■ STATED TASK: Repeat the material exactly, every line of it.

(Records contained in a dataset)
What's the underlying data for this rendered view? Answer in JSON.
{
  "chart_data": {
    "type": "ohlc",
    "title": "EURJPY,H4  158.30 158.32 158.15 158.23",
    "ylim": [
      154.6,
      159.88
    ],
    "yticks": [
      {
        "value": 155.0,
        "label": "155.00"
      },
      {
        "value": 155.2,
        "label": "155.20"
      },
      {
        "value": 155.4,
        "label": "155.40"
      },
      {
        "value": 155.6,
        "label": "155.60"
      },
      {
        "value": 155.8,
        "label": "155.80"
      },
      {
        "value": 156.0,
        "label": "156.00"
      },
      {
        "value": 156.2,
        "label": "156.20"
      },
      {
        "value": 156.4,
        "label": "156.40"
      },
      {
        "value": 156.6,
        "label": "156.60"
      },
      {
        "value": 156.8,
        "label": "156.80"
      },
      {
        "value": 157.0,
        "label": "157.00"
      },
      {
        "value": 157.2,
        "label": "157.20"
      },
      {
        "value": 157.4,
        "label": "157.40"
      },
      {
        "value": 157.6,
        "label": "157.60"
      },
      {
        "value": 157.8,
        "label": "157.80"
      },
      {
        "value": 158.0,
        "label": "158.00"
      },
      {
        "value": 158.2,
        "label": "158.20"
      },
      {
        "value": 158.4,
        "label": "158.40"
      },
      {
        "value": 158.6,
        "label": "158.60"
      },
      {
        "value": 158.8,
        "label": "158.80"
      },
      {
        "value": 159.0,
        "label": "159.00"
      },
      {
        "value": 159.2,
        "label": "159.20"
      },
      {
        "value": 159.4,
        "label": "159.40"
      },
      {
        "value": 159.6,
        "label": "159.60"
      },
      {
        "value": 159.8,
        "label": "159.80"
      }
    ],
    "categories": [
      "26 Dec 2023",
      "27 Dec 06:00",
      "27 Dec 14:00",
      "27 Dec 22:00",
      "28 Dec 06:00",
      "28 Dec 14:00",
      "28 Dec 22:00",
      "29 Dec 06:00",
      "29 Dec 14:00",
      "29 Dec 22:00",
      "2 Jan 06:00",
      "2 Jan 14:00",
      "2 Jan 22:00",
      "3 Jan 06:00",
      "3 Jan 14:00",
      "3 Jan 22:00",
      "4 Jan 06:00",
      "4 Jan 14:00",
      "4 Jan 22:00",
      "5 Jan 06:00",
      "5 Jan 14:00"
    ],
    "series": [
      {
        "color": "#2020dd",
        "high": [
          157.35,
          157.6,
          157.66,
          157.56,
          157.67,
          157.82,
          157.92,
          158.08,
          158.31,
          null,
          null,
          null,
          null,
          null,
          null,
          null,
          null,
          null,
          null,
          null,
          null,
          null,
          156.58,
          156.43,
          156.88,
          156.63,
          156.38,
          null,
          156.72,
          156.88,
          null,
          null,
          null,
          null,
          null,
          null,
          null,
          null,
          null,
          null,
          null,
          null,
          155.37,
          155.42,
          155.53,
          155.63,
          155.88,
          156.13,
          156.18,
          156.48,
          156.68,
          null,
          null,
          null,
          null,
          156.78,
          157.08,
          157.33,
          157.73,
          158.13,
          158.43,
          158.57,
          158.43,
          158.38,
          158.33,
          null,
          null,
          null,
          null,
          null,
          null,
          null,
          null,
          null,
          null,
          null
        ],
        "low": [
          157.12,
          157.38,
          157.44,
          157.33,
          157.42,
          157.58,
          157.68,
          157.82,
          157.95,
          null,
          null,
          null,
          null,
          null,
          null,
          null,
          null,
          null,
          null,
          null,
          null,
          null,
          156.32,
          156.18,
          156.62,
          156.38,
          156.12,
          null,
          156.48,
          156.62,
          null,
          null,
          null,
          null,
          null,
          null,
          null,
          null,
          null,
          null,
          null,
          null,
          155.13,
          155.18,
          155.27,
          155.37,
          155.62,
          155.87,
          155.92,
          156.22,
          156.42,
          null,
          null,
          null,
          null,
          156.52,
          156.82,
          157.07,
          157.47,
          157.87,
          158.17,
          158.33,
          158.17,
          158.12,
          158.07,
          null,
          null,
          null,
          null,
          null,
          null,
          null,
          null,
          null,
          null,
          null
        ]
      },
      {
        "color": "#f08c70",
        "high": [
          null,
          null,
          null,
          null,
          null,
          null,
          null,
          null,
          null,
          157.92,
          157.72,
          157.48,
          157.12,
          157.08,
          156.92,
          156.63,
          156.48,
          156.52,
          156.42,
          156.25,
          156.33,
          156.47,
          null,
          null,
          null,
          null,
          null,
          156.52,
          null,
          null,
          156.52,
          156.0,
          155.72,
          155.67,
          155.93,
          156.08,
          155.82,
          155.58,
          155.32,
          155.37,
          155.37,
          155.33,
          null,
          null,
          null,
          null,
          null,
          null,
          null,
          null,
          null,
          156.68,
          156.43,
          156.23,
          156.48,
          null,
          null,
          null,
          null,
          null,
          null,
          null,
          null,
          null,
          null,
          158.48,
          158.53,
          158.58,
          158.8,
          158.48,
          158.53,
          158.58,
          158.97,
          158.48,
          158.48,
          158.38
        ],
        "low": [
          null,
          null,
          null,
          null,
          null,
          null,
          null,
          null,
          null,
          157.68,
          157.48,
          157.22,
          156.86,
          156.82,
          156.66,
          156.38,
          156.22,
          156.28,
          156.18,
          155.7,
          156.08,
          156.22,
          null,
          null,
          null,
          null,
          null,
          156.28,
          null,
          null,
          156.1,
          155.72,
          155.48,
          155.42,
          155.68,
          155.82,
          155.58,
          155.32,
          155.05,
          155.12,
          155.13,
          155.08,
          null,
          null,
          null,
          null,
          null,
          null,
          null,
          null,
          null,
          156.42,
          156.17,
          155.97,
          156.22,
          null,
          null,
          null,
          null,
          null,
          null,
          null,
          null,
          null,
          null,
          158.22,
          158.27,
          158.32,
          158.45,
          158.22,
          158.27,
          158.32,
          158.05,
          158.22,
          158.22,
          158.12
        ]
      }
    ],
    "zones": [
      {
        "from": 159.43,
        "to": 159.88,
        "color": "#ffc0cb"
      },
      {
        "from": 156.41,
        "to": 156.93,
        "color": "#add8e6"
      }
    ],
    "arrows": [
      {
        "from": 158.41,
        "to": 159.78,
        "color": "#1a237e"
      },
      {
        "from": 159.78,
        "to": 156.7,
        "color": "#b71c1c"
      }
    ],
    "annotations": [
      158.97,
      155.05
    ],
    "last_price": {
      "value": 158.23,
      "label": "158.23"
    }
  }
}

■ RESPONSE:
What's the underlying data for this rendered view? Answer in JSON.
{
  "chart_data": {
    "type": "ohlc",
    "title": "EURJPY,H4  158.30 158.32 158.15 158.23",
    "ylim": [
      154.6,
      159.88
    ],
    "yticks": [
      {
        "value": 155.0,
        "label": "155.00"
      },
      {
        "value": 155.2,
        "label": "155.20"
      },
      {
        "value": 155.4,
        "label": "155.40"
      },
      {
        "value": 155.6,
        "label": "155.60"
      },
      {
        "value": 155.8,
        "label": "155.80"
      },
      {
        "value": 156.0,
        "label": "156.00"
      },
      {
        "value": 156.2,
        "label": "156.20"
      },
      {
        "value": 156.4,
        "label": "156.40"
      },
      {
        "value": 156.6,
        "label": "156.60"
      },
      {
        "value": 156.8,
        "label": "156.80"
      },
      {
        "value": 157.0,
        "label": "157.00"
      },
      {
        "value": 157.2,
        "label": "157.20"
      },
      {
        "value": 157.4,
        "label": "157.40"
      },
      {
        "value": 157.6,
        "label": "157.60"
      },
      {
        "value": 157.8,
        "label": "157.80"
      },
      {
        "value": 158.0,
        "label": "158.00"
      },
      {
        "value": 158.2,
        "label": "158.20"
      },
      {
        "value": 158.4,
        "label": "158.40"
      },
      {
        "value": 158.6,
        "label": "158.60"
      },
      {
        "value": 158.8,
        "label": "158.80"
      },
      {
        "value": 159.0,
        "label": "159.00"
      },
      {
        "value": 159.2,
        "label": "159.20"
      },
      {
        "value": 159.4,
        "label": "159.40"
      },
      {
        "value": 159.6,
        "label": "159.60"
      },
      {
        "value": 159.8,
        "label": "159.80"
      }
    ],
    "categories": [
      "26 Dec 2023",
      "27 Dec 06:00",
      "27 Dec 14:00",
      "27 Dec 22:00",
      "28 Dec 06:00",
      "28 Dec 14:00",
      "28 Dec 22:00",
      "29 Dec 06:00",
      "29 Dec 14:00",
      "29 Dec 22:00",
      "2 Jan 06:00",
      "2 Jan 14:00",
      "2 Jan 22:00",
      "3 Jan 06:00",
      "3 Jan 14:00",
      "3 Jan 22:00",
      "4 Jan 06:00",
      "4 Jan 14:00",
      "4 Jan 22:00",
      "5 Jan 06:00",
      "5 Jan 14:00"
    ],
    "series": [
      {
        "color": "#2020dd",
        "high": [
          157.35,
          157.6,
          157.66,
          157.56,
          157.67,
          157.82,
          157.92,
          158.08,
          158.31,
          null,
          null,
          null,
          null,
          null,
          null,
          null,
          null,
          null,
          null,
          null,
          null,
          null,
          156.58,
          156.43,
          156.88,
          156.63,
          156.38,
          null,
          156.72,
          156.88,
          null,
          null,
          null,
          null,
          null,
          null,
          null,
          null,
          null,
          null,
          null,
          null,
          155.37,
          155.42,
          155.53,
          155.63,
          155.88,
          156.13,
          156.18,
          156.48,
          156.68,
          null,
          null,
          null,
          null,
          156.78,
          157.08,
          157.33,
          157.73,
          158.13,
          158.43,
          158.57,
          158.43,
          158.38,
          158.33,
          null,
          null,
          null,
          null,
          null,
          null,
          null,
          null,
          null,
          null,
          null
        ],
        "low": [
          157.12,
          157.38,
          157.44,
          157.33,
          157.42,
          157.58,
          157.68,
          157.82,
          157.95,
          null,
          null,
          null,
          null,
          null,
          null,
          null,
          null,
          null,
          null,
          null,
          null,
          null,
          156.32,
          156.18,
          156.62,
          156.38,
          156.12,
          null,
          156.48,
          156.62,
          null,
          null,
          null,
          null,
          null,
          null,
          null,
          null,
          null,
          null,
          null,
          null,
          155.13,
          155.18,
          155.27,
          155.37,
          155.62,
          155.87,
          155.92,
          156.22,
          156.42,
          null,
          null,
          null,
          null,
          156.52,
          156.82,
          157.07,
          157.47,
          157.87,
          158.17,
          158.33,
          158.17,
          158.12,
          158.07,
          null,
          null,
          null,
          null,
          null,
          null,
          null,
          null,
          null,
          null,
          null
        ]
      },
      {
        "color": "#f08c70",
        "high": [
          null,
          null,
          null,
          null,
          null,
          null,
          null,
          null,
          null,
          157.92,
          157.72,
          157.48,
          157.12,
          157.08,
          156.92,
          156.63,
          156.48,
          156.52,
          156.42,
          156.25,
          156.33,
          156.47,
          null,
          null,
          null,
          null,
          null,
          156.52,
          null,
          null,
          156.52,
          156.0,
          155.72,
          155.67,
          155.93,
          156.08,
          155.82,
          155.58,
          155.32,
          155.37,
          155.37,
          155.33,
          null,
          null,
          null,
          null,
          null,
          null,
          null,
          null,
          null,
          156.68,
          156.43,
          156.23,
          156.48,
          null,
          null,
          null,
          null,
          null,
          null,
          null,
          null,
          null,
          null,
          158.48,
          158.53,
          158.58,
          158.8,
          158.48,
          158.53,
          158.58,
          158.97,
          158.48,
          158.48,
          158.38
        ],
        "low": [
          null,
          null,
          null,
          null,
          null,
          null,
          null,
          null,
          null,
          157.68,
          157.48,
          157.22,
          156.86,
          156.82,
          156.66,
          156.38,
          156.22,
          156.28,
          156.18,
          155.7,
          156.08,
          156.22,
          null,
          null,
          null,
          null,
          null,
          156.28,
          null,
          null,
          156.1,
          155.72,
          155.48,
          155.42,
          155.68,
          155.82,
          155.58,
          155.32,
          155.05,
          155.12,
          155.13,
          155.08,
          null,
          null,
          null,
          null,
          null,
          null,
          null,
          null,
          null,
          156.42,
          156.17,
          155.97,
          156.22,
          null,
          null,
          null,
          null,
          null,
          null,
          null,
          null,
          null,
          null,
          158.22,
          158.27,
          158.32,
          158.45,
          158.22,
          158.27,
          158.32,
          158.05,
          158.22,
          158.22,
          158.12
        ]
      }
    ],
    "zones": [
      {
        "from": 159.43,
        "to": 159.88,
        "color": "#ffc0cb"
      },
      {
        "from": 156.41,
        "to": 156.93,
        "color": "#add8e6"
      }
    ],
    "arrows": [
      {
        "from": 158.41,
        "to": 159.78,
        "color": "#1a237e"
      },
      {
        "from": 159.78,
        "to": 156.7,
        "color": "#b71c1c"
      }
    ],
    "annotations": [
      158.97,
      155.05
    ],
    "last_price": {
      "value": 158.23,
      "label": "158.23"
    }
  }
}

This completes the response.